## EXERCISE INPUT

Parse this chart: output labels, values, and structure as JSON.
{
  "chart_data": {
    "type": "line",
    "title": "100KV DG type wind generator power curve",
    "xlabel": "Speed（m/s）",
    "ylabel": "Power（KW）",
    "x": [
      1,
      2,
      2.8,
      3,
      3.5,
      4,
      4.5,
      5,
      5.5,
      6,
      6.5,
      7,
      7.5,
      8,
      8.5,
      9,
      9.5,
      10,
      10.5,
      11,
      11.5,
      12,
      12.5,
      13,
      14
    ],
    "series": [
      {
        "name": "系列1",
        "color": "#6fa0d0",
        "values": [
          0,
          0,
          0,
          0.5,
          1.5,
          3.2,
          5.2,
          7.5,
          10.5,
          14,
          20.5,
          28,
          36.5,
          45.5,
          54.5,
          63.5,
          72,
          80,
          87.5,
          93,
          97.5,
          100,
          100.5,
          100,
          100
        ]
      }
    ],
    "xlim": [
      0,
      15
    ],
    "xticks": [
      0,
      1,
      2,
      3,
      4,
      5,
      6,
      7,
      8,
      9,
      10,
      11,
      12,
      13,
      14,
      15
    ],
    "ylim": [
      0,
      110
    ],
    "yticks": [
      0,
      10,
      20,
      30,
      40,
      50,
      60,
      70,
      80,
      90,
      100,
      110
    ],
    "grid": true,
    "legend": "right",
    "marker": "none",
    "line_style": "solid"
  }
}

## THE REQUEST
Each record above should be returned exactly as it appears.

## IN RESPONSE
Parse this chart: output labels, values, and structure as JSON.
{
  "chart_data": {
    "type": "line",
    "title": "100KV DG type wind generator power curve",
    "xlabel": "Speed（m/s）",
    "ylabel": "Power（KW）",
    "x": [
      1,
      2,
      2.8,
      3,
      3.5,
      4,
      4.5,
      5,
      5.5,
      6,
      6.5,
      7,
      7.5,
      8,
      8.5,
      9,
      9.5,
      10,
      10.5,
      11,
      11.5,
      12,
      12.5,
      13,
      14
    ],
    "series": [
      {
        "name": "系列1",
        "color": "#6fa0d0",
        "values": [
          0,
          0,
          0,
          0.5,
          1.5,
          3.2,
          5.2,
          7.5,
          10.5,
          14,
          20.5,
          28,
          36.5,
          45.5,
          54.5,
          63.5,
          72,
          80,
          87.5,
          93,
          97.5,
          100,
          100.5,
          100,
          100
        ]
      }
    ],
    "xlim": [
      0,
      15
    ],
    "xticks": [
      0,
      1,
      2,
      3,
      4,
      5,
      6,
      7,
      8,
      9,
      10,
      11,
      12,
      13,
      14,
      15
    ],
    "ylim": [
      0,
      110
    ],
    "yticks": [
      0,
      10,
      20,
      30,
      40,
      50,
      60,
      70,
      80,
      90,
      100,
      110
    ],
    "grid": true,
    "legend": "right",
    "marker": "none",
    "line_style": "solid"
  }
}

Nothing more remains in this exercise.